Task prompt. In the entries that follow, find the word "this" and report each line it is on.

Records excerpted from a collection
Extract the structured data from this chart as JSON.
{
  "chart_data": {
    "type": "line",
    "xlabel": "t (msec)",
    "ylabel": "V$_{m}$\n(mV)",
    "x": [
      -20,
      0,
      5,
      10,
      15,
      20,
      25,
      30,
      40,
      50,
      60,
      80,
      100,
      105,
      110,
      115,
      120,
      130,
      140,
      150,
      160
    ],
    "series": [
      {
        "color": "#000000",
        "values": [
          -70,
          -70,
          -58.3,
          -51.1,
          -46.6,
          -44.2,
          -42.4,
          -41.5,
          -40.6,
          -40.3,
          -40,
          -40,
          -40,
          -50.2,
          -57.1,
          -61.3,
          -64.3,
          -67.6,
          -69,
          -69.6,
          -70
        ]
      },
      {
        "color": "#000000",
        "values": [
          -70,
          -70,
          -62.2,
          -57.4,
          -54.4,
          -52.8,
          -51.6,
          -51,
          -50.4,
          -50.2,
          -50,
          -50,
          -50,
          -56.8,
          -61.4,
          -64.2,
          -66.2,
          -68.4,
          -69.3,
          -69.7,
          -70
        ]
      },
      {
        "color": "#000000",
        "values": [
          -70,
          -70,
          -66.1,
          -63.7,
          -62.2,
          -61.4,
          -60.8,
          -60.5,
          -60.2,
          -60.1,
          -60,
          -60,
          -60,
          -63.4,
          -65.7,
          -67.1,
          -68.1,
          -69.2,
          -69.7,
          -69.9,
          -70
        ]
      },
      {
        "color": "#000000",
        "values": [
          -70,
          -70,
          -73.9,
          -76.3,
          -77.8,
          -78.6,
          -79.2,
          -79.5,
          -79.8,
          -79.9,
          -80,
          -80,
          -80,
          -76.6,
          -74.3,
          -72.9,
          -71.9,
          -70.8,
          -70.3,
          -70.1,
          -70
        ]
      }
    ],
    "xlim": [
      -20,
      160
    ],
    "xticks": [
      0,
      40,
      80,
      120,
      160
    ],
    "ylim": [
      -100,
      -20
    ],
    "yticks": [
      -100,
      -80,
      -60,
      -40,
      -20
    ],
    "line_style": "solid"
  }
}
* * *
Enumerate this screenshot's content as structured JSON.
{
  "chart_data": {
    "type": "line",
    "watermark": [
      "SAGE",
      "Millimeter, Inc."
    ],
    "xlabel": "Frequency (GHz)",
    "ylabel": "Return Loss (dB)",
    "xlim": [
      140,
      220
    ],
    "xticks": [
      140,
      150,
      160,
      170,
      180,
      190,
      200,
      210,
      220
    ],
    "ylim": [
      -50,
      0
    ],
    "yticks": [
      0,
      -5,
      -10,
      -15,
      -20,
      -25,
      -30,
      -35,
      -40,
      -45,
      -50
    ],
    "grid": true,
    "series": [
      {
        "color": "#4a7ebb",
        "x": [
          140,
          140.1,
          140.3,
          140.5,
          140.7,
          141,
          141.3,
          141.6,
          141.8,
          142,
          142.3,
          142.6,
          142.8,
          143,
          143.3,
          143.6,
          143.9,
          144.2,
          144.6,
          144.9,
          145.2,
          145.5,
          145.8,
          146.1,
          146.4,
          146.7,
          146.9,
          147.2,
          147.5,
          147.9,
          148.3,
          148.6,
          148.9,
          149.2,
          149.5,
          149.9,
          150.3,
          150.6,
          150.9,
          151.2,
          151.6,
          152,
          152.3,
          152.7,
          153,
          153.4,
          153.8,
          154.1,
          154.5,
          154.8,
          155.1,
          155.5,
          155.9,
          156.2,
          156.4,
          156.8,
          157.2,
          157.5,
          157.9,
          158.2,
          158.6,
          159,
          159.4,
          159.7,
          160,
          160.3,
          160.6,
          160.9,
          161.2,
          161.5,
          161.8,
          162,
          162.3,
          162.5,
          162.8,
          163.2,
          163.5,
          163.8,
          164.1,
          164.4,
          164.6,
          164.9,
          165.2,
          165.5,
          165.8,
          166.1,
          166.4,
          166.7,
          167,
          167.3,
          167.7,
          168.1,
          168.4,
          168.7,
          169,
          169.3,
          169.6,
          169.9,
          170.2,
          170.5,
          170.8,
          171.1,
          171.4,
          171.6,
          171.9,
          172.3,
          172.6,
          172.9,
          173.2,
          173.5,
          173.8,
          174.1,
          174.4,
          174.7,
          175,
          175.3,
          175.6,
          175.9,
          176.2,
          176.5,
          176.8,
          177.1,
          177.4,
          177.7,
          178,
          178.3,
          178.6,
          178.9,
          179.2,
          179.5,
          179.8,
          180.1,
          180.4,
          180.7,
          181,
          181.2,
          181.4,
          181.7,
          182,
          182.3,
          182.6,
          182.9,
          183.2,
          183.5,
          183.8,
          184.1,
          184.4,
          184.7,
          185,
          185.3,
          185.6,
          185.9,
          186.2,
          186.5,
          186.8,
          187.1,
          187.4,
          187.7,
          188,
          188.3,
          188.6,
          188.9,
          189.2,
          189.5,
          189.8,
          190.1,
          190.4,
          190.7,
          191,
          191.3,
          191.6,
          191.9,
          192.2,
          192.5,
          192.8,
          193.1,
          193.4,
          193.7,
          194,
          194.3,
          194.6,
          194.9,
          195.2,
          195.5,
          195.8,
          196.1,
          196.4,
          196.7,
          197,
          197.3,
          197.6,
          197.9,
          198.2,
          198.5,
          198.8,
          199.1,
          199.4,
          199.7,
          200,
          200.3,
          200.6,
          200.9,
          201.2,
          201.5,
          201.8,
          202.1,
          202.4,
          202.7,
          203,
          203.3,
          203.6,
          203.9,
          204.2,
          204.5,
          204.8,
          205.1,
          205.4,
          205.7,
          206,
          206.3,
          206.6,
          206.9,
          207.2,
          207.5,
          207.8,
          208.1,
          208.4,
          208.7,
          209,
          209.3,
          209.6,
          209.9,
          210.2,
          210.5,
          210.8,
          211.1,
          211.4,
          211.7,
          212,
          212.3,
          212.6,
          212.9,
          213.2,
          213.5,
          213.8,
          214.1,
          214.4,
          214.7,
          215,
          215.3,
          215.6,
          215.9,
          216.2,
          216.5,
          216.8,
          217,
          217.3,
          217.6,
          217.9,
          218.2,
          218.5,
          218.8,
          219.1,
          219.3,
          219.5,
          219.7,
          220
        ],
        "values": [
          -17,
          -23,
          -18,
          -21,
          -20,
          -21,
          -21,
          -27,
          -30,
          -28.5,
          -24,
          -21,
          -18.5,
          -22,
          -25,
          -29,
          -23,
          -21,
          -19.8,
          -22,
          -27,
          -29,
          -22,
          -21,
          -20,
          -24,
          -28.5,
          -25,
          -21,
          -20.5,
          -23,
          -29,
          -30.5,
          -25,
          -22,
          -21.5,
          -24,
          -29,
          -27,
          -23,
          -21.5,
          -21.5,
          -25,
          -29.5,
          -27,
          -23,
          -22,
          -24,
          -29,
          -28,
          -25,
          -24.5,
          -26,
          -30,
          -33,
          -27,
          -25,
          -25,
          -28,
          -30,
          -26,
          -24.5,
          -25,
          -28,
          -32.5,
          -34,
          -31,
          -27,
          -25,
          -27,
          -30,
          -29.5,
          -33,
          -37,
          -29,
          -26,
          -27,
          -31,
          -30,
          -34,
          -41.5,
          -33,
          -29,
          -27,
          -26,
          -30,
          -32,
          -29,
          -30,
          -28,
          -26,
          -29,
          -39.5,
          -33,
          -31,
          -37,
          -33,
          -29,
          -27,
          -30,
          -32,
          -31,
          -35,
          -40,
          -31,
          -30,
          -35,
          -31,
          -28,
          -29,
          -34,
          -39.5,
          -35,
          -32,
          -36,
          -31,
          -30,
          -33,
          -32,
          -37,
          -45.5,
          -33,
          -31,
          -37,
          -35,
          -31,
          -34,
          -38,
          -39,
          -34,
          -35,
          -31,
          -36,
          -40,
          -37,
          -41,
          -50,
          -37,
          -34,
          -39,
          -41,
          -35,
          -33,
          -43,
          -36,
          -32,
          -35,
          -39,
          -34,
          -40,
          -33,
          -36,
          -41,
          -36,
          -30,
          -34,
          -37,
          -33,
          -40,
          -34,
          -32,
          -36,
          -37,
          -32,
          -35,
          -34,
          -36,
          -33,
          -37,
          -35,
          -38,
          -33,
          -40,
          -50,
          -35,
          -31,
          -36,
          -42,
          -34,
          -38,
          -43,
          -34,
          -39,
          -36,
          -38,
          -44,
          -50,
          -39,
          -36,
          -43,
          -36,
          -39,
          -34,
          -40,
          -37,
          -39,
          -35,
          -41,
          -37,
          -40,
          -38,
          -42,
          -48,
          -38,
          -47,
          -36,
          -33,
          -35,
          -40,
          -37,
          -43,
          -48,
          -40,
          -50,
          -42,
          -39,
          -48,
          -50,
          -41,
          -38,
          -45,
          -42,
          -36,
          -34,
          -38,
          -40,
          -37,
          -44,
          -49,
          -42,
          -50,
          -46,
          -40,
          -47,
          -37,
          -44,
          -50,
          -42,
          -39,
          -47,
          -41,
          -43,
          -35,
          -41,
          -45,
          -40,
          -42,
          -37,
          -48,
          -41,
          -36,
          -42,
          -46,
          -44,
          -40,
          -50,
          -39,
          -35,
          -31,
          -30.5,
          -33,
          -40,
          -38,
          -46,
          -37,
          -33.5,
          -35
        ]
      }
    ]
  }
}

Finished answer.
Extract the structured data from this chart as JSON.
Enumerate this screenshot's content as structured JSON.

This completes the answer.